Task to carry out
In the material below, identify each line bearing the word "battery". Reproduce those lines.

Supplied information
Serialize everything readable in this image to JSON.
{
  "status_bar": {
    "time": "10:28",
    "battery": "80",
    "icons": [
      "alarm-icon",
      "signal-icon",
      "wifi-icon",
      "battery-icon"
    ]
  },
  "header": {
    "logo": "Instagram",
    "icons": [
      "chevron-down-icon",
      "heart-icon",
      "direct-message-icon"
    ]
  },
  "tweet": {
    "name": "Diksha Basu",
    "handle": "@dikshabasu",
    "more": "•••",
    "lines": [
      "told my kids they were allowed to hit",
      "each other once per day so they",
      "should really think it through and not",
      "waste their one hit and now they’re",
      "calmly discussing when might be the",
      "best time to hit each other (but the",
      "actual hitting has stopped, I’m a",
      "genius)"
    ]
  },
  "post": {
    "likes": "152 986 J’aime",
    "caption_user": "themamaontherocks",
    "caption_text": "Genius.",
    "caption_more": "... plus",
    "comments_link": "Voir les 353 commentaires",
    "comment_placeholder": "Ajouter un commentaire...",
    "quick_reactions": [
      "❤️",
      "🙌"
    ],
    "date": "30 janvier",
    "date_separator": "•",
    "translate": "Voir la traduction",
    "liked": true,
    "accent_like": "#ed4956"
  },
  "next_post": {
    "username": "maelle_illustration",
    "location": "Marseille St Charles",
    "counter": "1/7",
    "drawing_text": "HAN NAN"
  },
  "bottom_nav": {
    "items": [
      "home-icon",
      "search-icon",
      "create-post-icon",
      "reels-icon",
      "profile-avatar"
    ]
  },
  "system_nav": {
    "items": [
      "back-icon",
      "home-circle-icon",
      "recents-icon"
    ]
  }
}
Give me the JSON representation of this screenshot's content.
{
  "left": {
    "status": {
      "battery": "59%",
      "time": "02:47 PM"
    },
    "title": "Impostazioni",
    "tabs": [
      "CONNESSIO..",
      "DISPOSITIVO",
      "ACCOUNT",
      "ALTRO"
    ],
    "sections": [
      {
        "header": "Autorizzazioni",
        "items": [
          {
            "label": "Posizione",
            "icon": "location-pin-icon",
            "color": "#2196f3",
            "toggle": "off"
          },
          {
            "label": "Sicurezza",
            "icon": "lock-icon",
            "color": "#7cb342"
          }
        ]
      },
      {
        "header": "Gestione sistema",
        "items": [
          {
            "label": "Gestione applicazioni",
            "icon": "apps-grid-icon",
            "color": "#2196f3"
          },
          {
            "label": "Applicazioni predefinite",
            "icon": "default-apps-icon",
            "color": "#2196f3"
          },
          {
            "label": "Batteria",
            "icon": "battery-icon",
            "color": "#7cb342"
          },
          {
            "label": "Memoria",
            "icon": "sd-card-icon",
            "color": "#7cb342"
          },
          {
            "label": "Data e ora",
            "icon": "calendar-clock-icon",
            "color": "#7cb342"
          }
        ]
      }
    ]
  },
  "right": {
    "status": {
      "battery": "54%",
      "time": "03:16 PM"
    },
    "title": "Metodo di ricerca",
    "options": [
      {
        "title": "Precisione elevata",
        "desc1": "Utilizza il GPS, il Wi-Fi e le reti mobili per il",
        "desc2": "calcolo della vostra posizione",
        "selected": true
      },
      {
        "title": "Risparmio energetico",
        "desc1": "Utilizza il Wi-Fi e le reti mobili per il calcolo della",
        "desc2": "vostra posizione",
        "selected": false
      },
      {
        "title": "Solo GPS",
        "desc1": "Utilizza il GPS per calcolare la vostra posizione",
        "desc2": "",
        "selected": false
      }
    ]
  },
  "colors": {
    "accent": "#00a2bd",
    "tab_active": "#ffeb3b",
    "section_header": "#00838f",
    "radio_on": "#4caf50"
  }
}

Answer for this exercise
    "battery": "80",
      "battery-icon"
      "battery": "59%",
            "icon": "battery-icon",
      "battery": "54%",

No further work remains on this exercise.